To do: Locate all lines with the word "июля" and copy them out.
-- BEGIN Provided records --
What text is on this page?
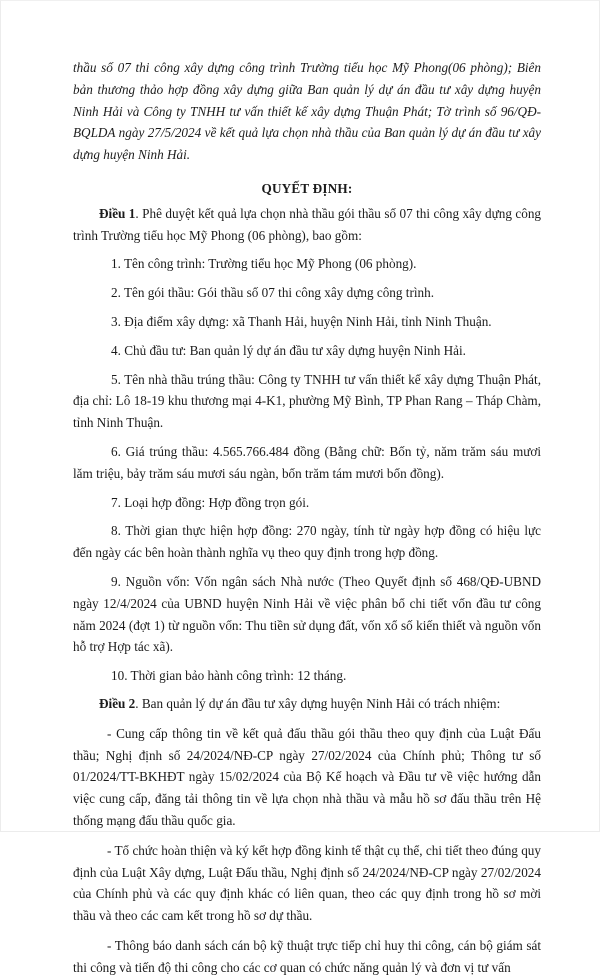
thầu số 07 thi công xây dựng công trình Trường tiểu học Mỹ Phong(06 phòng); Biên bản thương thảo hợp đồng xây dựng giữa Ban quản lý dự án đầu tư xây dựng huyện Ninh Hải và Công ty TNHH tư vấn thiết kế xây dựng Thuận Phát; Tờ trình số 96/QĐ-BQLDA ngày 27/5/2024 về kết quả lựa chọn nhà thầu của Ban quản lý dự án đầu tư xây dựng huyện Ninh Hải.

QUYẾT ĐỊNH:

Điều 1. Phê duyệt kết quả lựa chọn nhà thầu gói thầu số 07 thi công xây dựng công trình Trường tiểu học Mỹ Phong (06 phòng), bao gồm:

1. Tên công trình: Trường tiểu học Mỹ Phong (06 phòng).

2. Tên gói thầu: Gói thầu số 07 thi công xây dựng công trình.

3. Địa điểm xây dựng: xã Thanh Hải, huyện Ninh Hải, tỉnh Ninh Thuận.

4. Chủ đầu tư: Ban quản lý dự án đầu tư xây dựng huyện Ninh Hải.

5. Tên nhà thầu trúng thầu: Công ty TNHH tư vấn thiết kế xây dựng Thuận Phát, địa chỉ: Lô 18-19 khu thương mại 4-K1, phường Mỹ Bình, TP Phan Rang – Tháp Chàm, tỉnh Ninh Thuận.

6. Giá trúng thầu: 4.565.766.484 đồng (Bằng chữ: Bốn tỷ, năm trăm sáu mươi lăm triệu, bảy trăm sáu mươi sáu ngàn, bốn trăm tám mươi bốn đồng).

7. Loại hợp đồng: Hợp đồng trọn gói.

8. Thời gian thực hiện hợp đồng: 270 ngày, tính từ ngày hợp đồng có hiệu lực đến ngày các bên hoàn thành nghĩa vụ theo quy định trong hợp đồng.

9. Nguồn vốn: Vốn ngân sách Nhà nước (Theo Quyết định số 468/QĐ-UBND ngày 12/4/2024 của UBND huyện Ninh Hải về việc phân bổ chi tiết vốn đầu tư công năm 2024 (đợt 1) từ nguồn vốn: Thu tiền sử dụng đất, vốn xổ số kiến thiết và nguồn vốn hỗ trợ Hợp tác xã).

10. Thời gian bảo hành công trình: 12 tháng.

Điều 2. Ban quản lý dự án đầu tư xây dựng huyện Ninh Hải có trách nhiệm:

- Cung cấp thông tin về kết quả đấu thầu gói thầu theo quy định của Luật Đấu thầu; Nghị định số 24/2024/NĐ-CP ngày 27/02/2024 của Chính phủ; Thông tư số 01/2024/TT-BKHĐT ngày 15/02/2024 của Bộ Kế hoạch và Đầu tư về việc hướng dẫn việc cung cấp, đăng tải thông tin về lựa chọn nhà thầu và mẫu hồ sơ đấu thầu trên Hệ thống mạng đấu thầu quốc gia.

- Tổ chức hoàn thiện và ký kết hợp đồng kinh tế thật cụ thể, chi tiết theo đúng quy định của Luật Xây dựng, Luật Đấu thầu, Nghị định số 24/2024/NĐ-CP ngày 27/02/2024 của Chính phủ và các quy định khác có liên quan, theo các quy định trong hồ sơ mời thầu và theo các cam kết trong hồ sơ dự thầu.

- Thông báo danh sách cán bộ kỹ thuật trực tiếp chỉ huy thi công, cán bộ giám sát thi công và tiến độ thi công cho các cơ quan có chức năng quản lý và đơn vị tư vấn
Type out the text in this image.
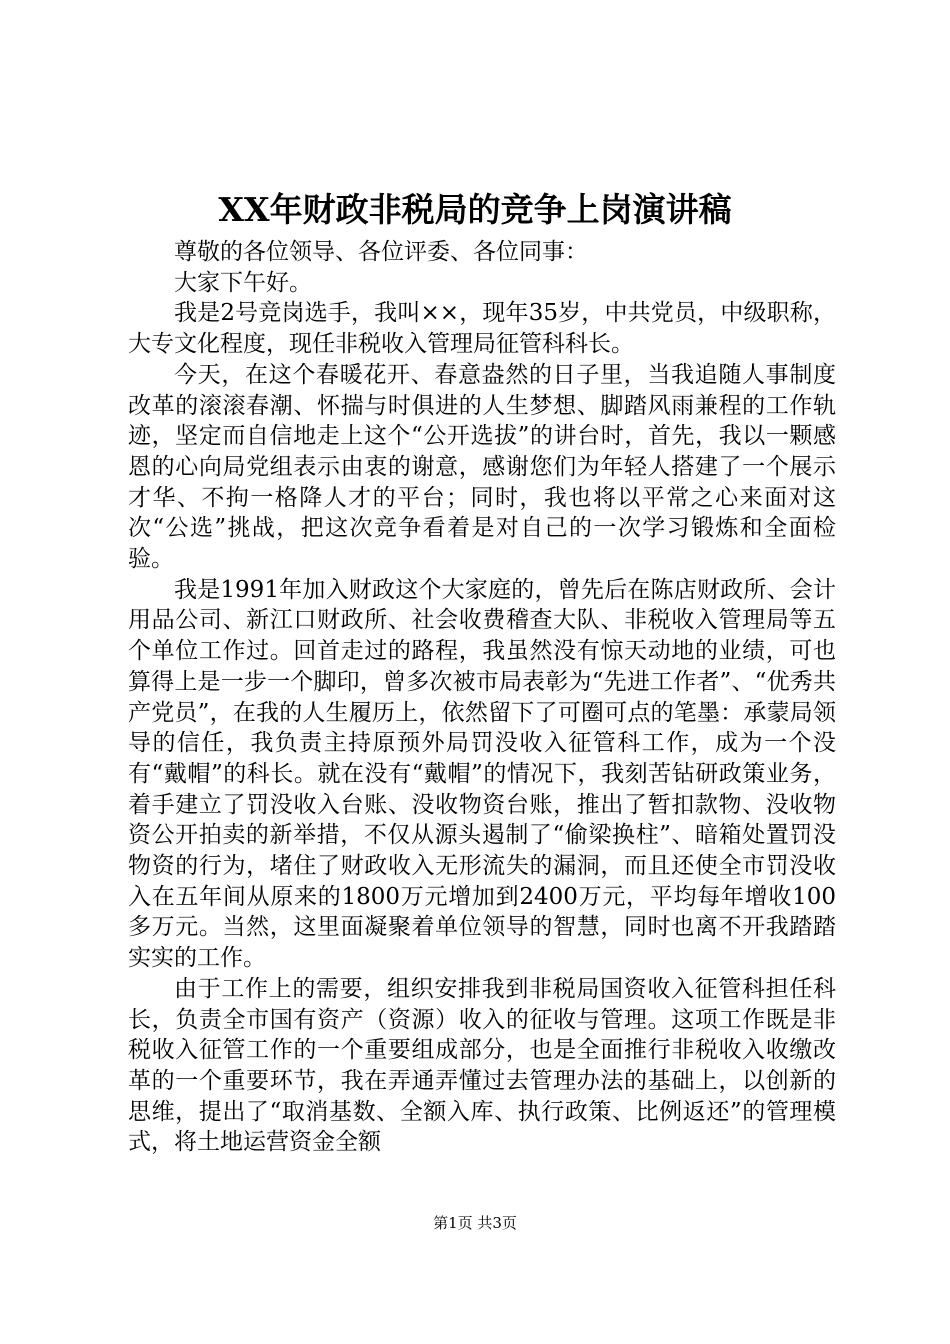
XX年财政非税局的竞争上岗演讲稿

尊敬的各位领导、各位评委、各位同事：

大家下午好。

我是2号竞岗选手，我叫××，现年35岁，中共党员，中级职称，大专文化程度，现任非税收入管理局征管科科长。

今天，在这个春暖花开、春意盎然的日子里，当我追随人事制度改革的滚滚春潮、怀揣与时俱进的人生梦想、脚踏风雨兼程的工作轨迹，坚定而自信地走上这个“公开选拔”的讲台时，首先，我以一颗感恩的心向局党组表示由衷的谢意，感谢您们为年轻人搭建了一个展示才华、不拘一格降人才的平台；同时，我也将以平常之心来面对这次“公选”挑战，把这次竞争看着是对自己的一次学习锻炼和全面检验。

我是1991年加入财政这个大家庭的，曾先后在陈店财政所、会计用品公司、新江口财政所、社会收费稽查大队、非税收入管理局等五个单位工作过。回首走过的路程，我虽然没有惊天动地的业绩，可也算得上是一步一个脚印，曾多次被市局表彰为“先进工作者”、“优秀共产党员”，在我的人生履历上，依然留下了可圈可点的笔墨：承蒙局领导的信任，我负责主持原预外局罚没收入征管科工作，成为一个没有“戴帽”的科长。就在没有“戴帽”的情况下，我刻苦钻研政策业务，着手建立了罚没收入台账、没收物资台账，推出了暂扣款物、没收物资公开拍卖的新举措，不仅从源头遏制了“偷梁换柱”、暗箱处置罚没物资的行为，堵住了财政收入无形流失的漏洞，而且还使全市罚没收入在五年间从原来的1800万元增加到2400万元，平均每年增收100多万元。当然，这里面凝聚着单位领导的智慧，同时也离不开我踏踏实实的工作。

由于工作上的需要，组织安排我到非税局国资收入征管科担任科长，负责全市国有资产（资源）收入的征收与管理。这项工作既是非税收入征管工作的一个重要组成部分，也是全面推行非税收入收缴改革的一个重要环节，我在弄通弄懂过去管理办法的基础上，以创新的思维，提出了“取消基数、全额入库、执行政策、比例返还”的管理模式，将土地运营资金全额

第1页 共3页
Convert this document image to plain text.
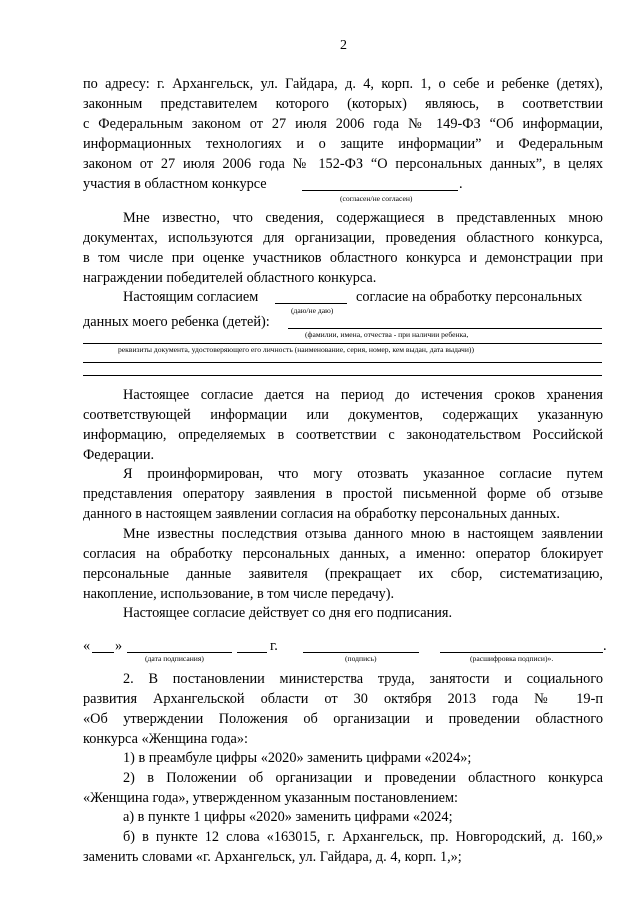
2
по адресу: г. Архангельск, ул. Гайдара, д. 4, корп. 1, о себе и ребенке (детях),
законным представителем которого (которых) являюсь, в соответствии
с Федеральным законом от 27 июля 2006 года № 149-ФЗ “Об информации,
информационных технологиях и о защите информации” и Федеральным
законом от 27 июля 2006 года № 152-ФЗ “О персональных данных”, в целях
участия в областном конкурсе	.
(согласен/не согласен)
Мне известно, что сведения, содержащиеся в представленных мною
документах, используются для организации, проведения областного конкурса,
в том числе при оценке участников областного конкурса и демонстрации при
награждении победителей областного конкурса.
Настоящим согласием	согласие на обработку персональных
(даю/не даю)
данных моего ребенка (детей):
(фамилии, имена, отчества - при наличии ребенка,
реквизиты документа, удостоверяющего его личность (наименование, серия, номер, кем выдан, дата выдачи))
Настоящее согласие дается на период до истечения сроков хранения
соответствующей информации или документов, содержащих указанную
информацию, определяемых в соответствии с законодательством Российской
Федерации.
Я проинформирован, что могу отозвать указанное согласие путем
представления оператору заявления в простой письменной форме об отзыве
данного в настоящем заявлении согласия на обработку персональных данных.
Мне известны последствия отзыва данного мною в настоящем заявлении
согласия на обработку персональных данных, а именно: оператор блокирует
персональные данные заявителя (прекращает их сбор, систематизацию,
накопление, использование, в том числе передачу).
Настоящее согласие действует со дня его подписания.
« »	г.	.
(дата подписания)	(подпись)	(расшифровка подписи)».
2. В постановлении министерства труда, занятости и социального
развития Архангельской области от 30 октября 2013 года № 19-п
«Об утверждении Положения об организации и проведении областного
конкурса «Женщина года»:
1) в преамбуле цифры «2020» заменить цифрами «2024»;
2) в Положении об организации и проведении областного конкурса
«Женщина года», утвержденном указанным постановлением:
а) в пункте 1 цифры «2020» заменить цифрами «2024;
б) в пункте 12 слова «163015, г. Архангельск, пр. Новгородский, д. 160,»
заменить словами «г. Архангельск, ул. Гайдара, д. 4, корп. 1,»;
-- END Provided records --
Output of the task:
с Федеральным законом от 27 июля 2006 года № 149-ФЗ “Об информации,
законом от 27 июля 2006 года № 152-ФЗ “О персональных данных”, в целях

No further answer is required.